• **EXERCISE AIM**
Reproduce the material below verbatim, preserving every line in its original order.

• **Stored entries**
# # # # #
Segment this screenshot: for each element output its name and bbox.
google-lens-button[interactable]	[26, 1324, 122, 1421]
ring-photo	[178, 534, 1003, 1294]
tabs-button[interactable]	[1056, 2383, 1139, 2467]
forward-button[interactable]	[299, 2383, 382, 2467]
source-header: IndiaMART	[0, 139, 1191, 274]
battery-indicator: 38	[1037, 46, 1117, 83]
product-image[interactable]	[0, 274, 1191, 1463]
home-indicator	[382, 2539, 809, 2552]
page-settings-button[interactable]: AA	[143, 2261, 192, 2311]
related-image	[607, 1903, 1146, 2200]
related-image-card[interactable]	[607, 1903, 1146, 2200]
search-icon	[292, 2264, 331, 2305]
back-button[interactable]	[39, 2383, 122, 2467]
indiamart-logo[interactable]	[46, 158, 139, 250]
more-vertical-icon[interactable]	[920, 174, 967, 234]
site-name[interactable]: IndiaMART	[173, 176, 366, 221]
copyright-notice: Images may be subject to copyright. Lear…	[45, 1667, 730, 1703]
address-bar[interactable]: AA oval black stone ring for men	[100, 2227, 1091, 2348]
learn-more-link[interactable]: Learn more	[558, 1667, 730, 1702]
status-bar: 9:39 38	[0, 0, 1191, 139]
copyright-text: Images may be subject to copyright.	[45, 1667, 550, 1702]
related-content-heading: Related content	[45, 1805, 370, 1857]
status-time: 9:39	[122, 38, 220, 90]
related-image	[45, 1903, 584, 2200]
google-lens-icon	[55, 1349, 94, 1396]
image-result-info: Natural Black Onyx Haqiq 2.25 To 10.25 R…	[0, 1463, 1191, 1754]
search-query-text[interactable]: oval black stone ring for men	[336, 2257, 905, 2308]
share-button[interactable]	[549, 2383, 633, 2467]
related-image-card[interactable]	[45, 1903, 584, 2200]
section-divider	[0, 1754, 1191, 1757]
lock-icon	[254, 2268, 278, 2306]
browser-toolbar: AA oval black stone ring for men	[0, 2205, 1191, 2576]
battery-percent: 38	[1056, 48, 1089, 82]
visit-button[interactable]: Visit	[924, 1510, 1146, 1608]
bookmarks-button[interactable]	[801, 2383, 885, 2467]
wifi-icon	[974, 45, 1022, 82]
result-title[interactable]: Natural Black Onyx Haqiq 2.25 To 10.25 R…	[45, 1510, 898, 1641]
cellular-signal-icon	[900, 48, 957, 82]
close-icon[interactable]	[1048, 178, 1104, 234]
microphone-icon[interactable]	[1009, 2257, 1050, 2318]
# # # # #
• **ANSWER**
Segment this screenshot: for each element output its name and bbox.
google-lens-button[interactable]	[26, 1324, 122, 1421]
ring-photo	[178, 534, 1003, 1294]
tabs-button[interactable]	[1056, 2383, 1139, 2467]
forward-button[interactable]	[299, 2383, 382, 2467]
source-header: IndiaMART	[0, 139, 1191, 274]
battery-indicator: 38	[1037, 46, 1117, 83]
product-image[interactable]	[0, 274, 1191, 1463]
home-indicator	[382, 2539, 809, 2552]
page-settings-button[interactable]: AA	[143, 2261, 192, 2311]
related-image	[607, 1903, 1146, 2200]
related-image-card[interactable]	[607, 1903, 1146, 2200]
search-icon	[292, 2264, 331, 2305]
back-button[interactable]	[39, 2383, 122, 2467]
indiamart-logo[interactable]	[46, 158, 139, 250]
more-vertical-icon[interactable]	[920, 174, 967, 234]
site-name[interactable]: IndiaMART	[173, 176, 366, 221]
copyright-notice: Images may be subject to copyright. Lear…	[45, 1667, 730, 1703]
address-bar[interactable]: AA oval black stone ring for men	[100, 2227, 1091, 2348]
learn-more-link[interactable]: Learn more	[558, 1667, 730, 1702]
status-bar: 9:39 38	[0, 0, 1191, 139]
copyright-text: Images may be subject to copyright.	[45, 1667, 550, 1702]
related-content-heading: Related content	[45, 1805, 370, 1857]
status-time: 9:39	[122, 38, 220, 90]
related-image	[45, 1903, 584, 2200]
google-lens-icon	[55, 1349, 94, 1396]
image-result-info: Natural Black Onyx Haqiq 2.25 To 10.25 R…	[0, 1463, 1191, 1754]
search-query-text[interactable]: oval black stone ring for men	[336, 2257, 905, 2308]
share-button[interactable]	[549, 2383, 633, 2467]
related-image-card[interactable]	[45, 1903, 584, 2200]
section-divider	[0, 1754, 1191, 1757]
lock-icon	[254, 2268, 278, 2306]
browser-toolbar: AA oval black stone ring for men	[0, 2205, 1191, 2576]
battery-percent: 38	[1056, 48, 1089, 82]
visit-button[interactable]: Visit	[924, 1510, 1146, 1608]
bookmarks-button[interactable]	[801, 2383, 885, 2467]
wifi-icon	[974, 45, 1022, 82]
result-title[interactable]: Natural Black Onyx Haqiq 2.25 To 10.25 R…	[45, 1510, 898, 1641]
cellular-signal-icon	[900, 48, 957, 82]
close-icon[interactable]	[1048, 178, 1104, 234]
microphone-icon[interactable]	[1009, 2257, 1050, 2318]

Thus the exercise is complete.